_Short task_
Omit the images, then print each record below exactly as it reads.

_Records for processing_
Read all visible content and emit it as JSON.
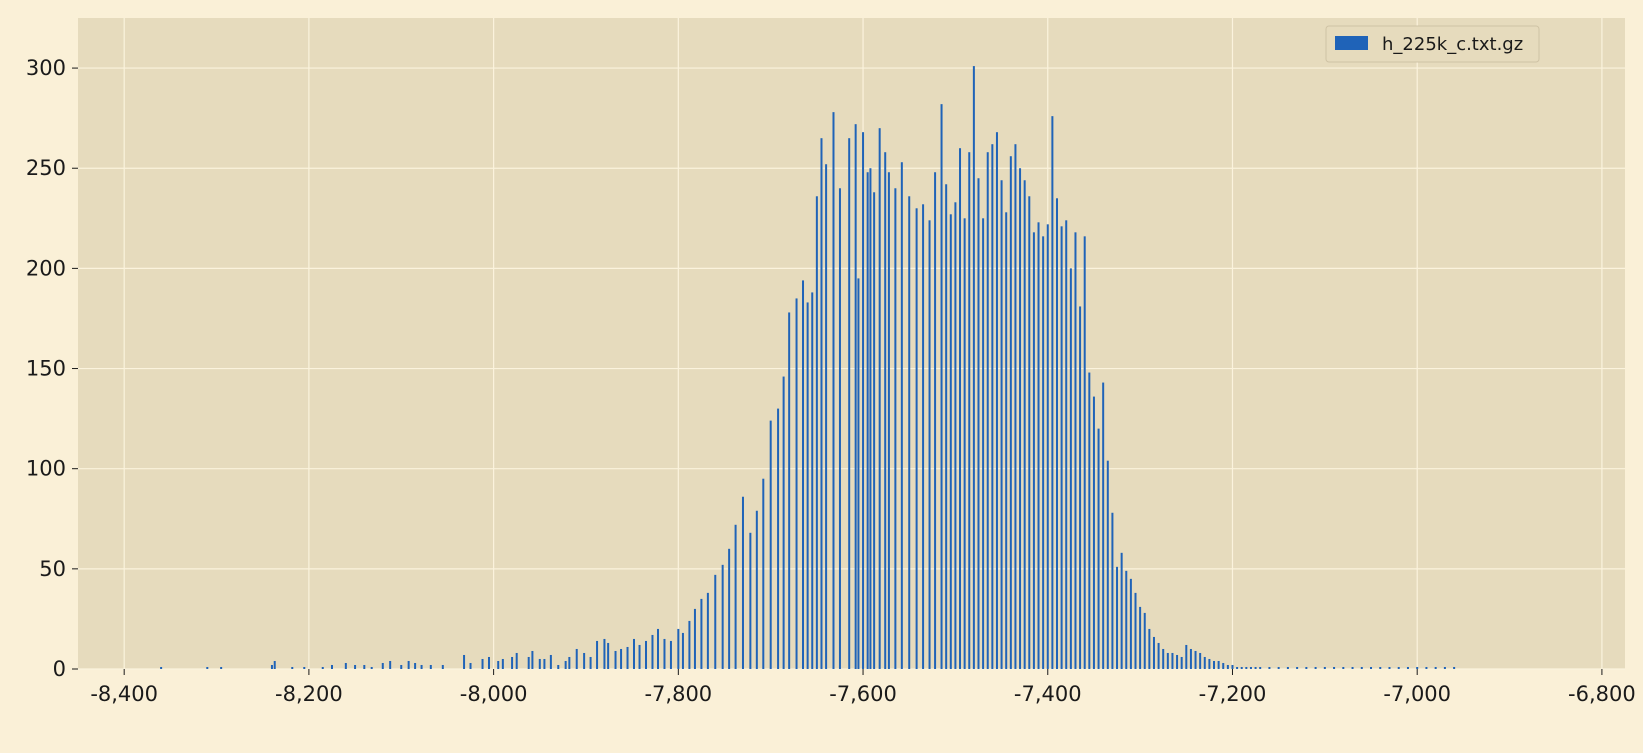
{
  "chart_data": {
    "type": "bar",
    "title": "",
    "xlabel": "",
    "ylabel": "",
    "xlim": [
      -8450,
      -6775
    ],
    "ylim": [
      0,
      325
    ],
    "grid": true,
    "legend_position": "top-right",
    "x_ticks": [
      {
        "value": -8400,
        "label": "-8,400"
      },
      {
        "value": -8200,
        "label": "-8,200"
      },
      {
        "value": -8000,
        "label": "-8,000"
      },
      {
        "value": -7800,
        "label": "-7,800"
      },
      {
        "value": -7600,
        "label": "-7,600"
      },
      {
        "value": -7400,
        "label": "-7,400"
      },
      {
        "value": -7200,
        "label": "-7,200"
      },
      {
        "value": -7000,
        "label": "-7,000"
      },
      {
        "value": -6800,
        "label": "-6,800"
      }
    ],
    "y_ticks": [
      {
        "value": 0,
        "label": "0"
      },
      {
        "value": 50,
        "label": "50"
      },
      {
        "value": 100,
        "label": "100"
      },
      {
        "value": 150,
        "label": "150"
      },
      {
        "value": 200,
        "label": "200"
      },
      {
        "value": 250,
        "label": "250"
      },
      {
        "value": 300,
        "label": "300"
      }
    ],
    "colors": {
      "figure_background": "#faf0d7",
      "plot_background": "#e6dbbd",
      "grid": "#fbf3dd",
      "bar": "#1f63b8",
      "text": "#1a1a1a"
    },
    "series": [
      {
        "name": "h_225k_c.txt.gz",
        "x": [
          -8360,
          -8310,
          -8295,
          -8240,
          -8237,
          -8218,
          -8205,
          -8185,
          -8175,
          -8160,
          -8150,
          -8140,
          -8132,
          -8120,
          -8112,
          -8100,
          -8092,
          -8085,
          -8078,
          -8068,
          -8055,
          -8032,
          -8025,
          -8012,
          -8005,
          -7995,
          -7990,
          -7980,
          -7975,
          -7962,
          -7958,
          -7950,
          -7945,
          -7938,
          -7930,
          -7922,
          -7918,
          -7910,
          -7902,
          -7895,
          -7888,
          -7880,
          -7876,
          -7868,
          -7862,
          -7855,
          -7848,
          -7842,
          -7835,
          -7828,
          -7822,
          -7815,
          -7808,
          -7800,
          -7795,
          -7788,
          -7782,
          -7775,
          -7768,
          -7760,
          -7752,
          -7745,
          -7738,
          -7730,
          -7722,
          -7715,
          -7708,
          -7700,
          -7692,
          -7686,
          -7680,
          -7672,
          -7665,
          -7660,
          -7655,
          -7650,
          -7645,
          -7640,
          -7632,
          -7625,
          -7615,
          -7608,
          -7605,
          -7600,
          -7595,
          -7592,
          -7588,
          -7582,
          -7576,
          -7572,
          -7565,
          -7558,
          -7550,
          -7542,
          -7535,
          -7528,
          -7522,
          -7515,
          -7510,
          -7505,
          -7500,
          -7495,
          -7490,
          -7485,
          -7480,
          -7475,
          -7470,
          -7465,
          -7460,
          -7455,
          -7450,
          -7445,
          -7440,
          -7435,
          -7430,
          -7425,
          -7420,
          -7415,
          -7410,
          -7405,
          -7400,
          -7395,
          -7390,
          -7385,
          -7380,
          -7375,
          -7370,
          -7365,
          -7360,
          -7355,
          -7350,
          -7345,
          -7340,
          -7335,
          -7330,
          -7325,
          -7320,
          -7315,
          -7310,
          -7305,
          -7300,
          -7295,
          -7290,
          -7285,
          -7280,
          -7275,
          -7270,
          -7265,
          -7260,
          -7255,
          -7250,
          -7245,
          -7240,
          -7235,
          -7230,
          -7225,
          -7220,
          -7215,
          -7210,
          -7205,
          -7200,
          -7195,
          -7190,
          -7185,
          -7180,
          -7175,
          -7170,
          -7160,
          -7150,
          -7140,
          -7130,
          -7120,
          -7110,
          -7100,
          -7090,
          -7080,
          -7070,
          -7060,
          -7050,
          -7040,
          -7030,
          -7020,
          -7010,
          -7000,
          -6990,
          -6980,
          -6970,
          -6960
        ],
        "values": [
          1,
          1,
          1,
          2,
          4,
          1,
          1,
          1,
          2,
          3,
          2,
          2,
          1,
          3,
          4,
          2,
          4,
          3,
          2,
          2,
          2,
          7,
          3,
          5,
          6,
          4,
          5,
          6,
          8,
          6,
          9,
          5,
          5,
          7,
          2,
          4,
          6,
          10,
          8,
          6,
          14,
          15,
          13,
          9,
          10,
          11,
          15,
          12,
          14,
          17,
          20,
          15,
          14,
          20,
          18,
          24,
          30,
          35,
          38,
          47,
          52,
          60,
          72,
          86,
          68,
          79,
          95,
          124,
          130,
          146,
          178,
          185,
          194,
          183,
          188,
          236,
          265,
          252,
          278,
          240,
          265,
          272,
          195,
          268,
          248,
          250,
          238,
          270,
          258,
          248,
          240,
          253,
          236,
          230,
          232,
          224,
          248,
          282,
          242,
          227,
          233,
          260,
          225,
          258,
          301,
          245,
          225,
          258,
          262,
          268,
          244,
          228,
          256,
          262,
          250,
          244,
          236,
          218,
          223,
          216,
          222,
          276,
          235,
          221,
          224,
          200,
          218,
          181,
          216,
          148,
          136,
          120,
          143,
          104,
          78,
          51,
          58,
          49,
          45,
          38,
          31,
          28,
          20,
          16,
          13,
          10,
          8,
          8,
          7,
          6,
          12,
          10,
          9,
          8,
          6,
          5,
          4,
          4,
          3,
          2,
          2,
          1,
          1,
          1,
          1,
          1,
          1,
          1,
          1,
          1,
          1,
          1,
          1,
          1,
          1,
          1,
          1,
          1,
          1,
          1,
          1,
          1,
          1,
          1,
          1,
          1,
          1,
          1
        ]
      }
    ]
  }
}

_Answer for this exercise_
Read all visible content and emit it as JSON.
{
  "chart_data": {
    "type": "bar",
    "title": "",
    "xlabel": "",
    "ylabel": "",
    "xlim": [
      -8450,
      -6775
    ],
    "ylim": [
      0,
      325
    ],
    "grid": true,
    "legend_position": "top-right",
    "x_ticks": [
      {
        "value": -8400,
        "label": "-8,400"
      },
      {
        "value": -8200,
        "label": "-8,200"
      },
      {
        "value": -8000,
        "label": "-8,000"
      },
      {
        "value": -7800,
        "label": "-7,800"
      },
      {
        "value": -7600,
        "label": "-7,600"
      },
      {
        "value": -7400,
        "label": "-7,400"
      },
      {
        "value": -7200,
        "label": "-7,200"
      },
      {
        "value": -7000,
        "label": "-7,000"
      },
      {
        "value": -6800,
        "label": "-6,800"
      }
    ],
    "y_ticks": [
      {
        "value": 0,
        "label": "0"
      },
      {
        "value": 50,
        "label": "50"
      },
      {
        "value": 100,
        "label": "100"
      },
      {
        "value": 150,
        "label": "150"
      },
      {
        "value": 200,
        "label": "200"
      },
      {
        "value": 250,
        "label": "250"
      },
      {
        "value": 300,
        "label": "300"
      }
    ],
    "colors": {
      "figure_background": "#faf0d7",
      "plot_background": "#e6dbbd",
      "grid": "#fbf3dd",
      "bar": "#1f63b8",
      "text": "#1a1a1a"
    },
    "series": [
      {
        "name": "h_225k_c.txt.gz",
        "x": [
          -8360,
          -8310,
          -8295,
          -8240,
          -8237,
          -8218,
          -8205,
          -8185,
          -8175,
          -8160,
          -8150,
          -8140,
          -8132,
          -8120,
          -8112,
          -8100,
          -8092,
          -8085,
          -8078,
          -8068,
          -8055,
          -8032,
          -8025,
          -8012,
          -8005,
          -7995,
          -7990,
          -7980,
          -7975,
          -7962,
          -7958,
          -7950,
          -7945,
          -7938,
          -7930,
          -7922,
          -7918,
          -7910,
          -7902,
          -7895,
          -7888,
          -7880,
          -7876,
          -7868,
          -7862,
          -7855,
          -7848,
          -7842,
          -7835,
          -7828,
          -7822,
          -7815,
          -7808,
          -7800,
          -7795,
          -7788,
          -7782,
          -7775,
          -7768,
          -7760,
          -7752,
          -7745,
          -7738,
          -7730,
          -7722,
          -7715,
          -7708,
          -7700,
          -7692,
          -7686,
          -7680,
          -7672,
          -7665,
          -7660,
          -7655,
          -7650,
          -7645,
          -7640,
          -7632,
          -7625,
          -7615,
          -7608,
          -7605,
          -7600,
          -7595,
          -7592,
          -7588,
          -7582,
          -7576,
          -7572,
          -7565,
          -7558,
          -7550,
          -7542,
          -7535,
          -7528,
          -7522,
          -7515,
          -7510,
          -7505,
          -7500,
          -7495,
          -7490,
          -7485,
          -7480,
          -7475,
          -7470,
          -7465,
          -7460,
          -7455,
          -7450,
          -7445,
          -7440,
          -7435,
          -7430,
          -7425,
          -7420,
          -7415,
          -7410,
          -7405,
          -7400,
          -7395,
          -7390,
          -7385,
          -7380,
          -7375,
          -7370,
          -7365,
          -7360,
          -7355,
          -7350,
          -7345,
          -7340,
          -7335,
          -7330,
          -7325,
          -7320,
          -7315,
          -7310,
          -7305,
          -7300,
          -7295,
          -7290,
          -7285,
          -7280,
          -7275,
          -7270,
          -7265,
          -7260,
          -7255,
          -7250,
          -7245,
          -7240,
          -7235,
          -7230,
          -7225,
          -7220,
          -7215,
          -7210,
          -7205,
          -7200,
          -7195,
          -7190,
          -7185,
          -7180,
          -7175,
          -7170,
          -7160,
          -7150,
          -7140,
          -7130,
          -7120,
          -7110,
          -7100,
          -7090,
          -7080,
          -7070,
          -7060,
          -7050,
          -7040,
          -7030,
          -7020,
          -7010,
          -7000,
          -6990,
          -6980,
          -6970,
          -6960
        ],
        "values": [
          1,
          1,
          1,
          2,
          4,
          1,
          1,
          1,
          2,
          3,
          2,
          2,
          1,
          3,
          4,
          2,
          4,
          3,
          2,
          2,
          2,
          7,
          3,
          5,
          6,
          4,
          5,
          6,
          8,
          6,
          9,
          5,
          5,
          7,
          2,
          4,
          6,
          10,
          8,
          6,
          14,
          15,
          13,
          9,
          10,
          11,
          15,
          12,
          14,
          17,
          20,
          15,
          14,
          20,
          18,
          24,
          30,
          35,
          38,
          47,
          52,
          60,
          72,
          86,
          68,
          79,
          95,
          124,
          130,
          146,
          178,
          185,
          194,
          183,
          188,
          236,
          265,
          252,
          278,
          240,
          265,
          272,
          195,
          268,
          248,
          250,
          238,
          270,
          258,
          248,
          240,
          253,
          236,
          230,
          232,
          224,
          248,
          282,
          242,
          227,
          233,
          260,
          225,
          258,
          301,
          245,
          225,
          258,
          262,
          268,
          244,
          228,
          256,
          262,
          250,
          244,
          236,
          218,
          223,
          216,
          222,
          276,
          235,
          221,
          224,
          200,
          218,
          181,
          216,
          148,
          136,
          120,
          143,
          104,
          78,
          51,
          58,
          49,
          45,
          38,
          31,
          28,
          20,
          16,
          13,
          10,
          8,
          8,
          7,
          6,
          12,
          10,
          9,
          8,
          6,
          5,
          4,
          4,
          3,
          2,
          2,
          1,
          1,
          1,
          1,
          1,
          1,
          1,
          1,
          1,
          1,
          1,
          1,
          1,
          1,
          1,
          1,
          1,
          1,
          1,
          1,
          1,
          1,
          1,
          1,
          1,
          1,
          1
        ]
      }
    ]
  }
}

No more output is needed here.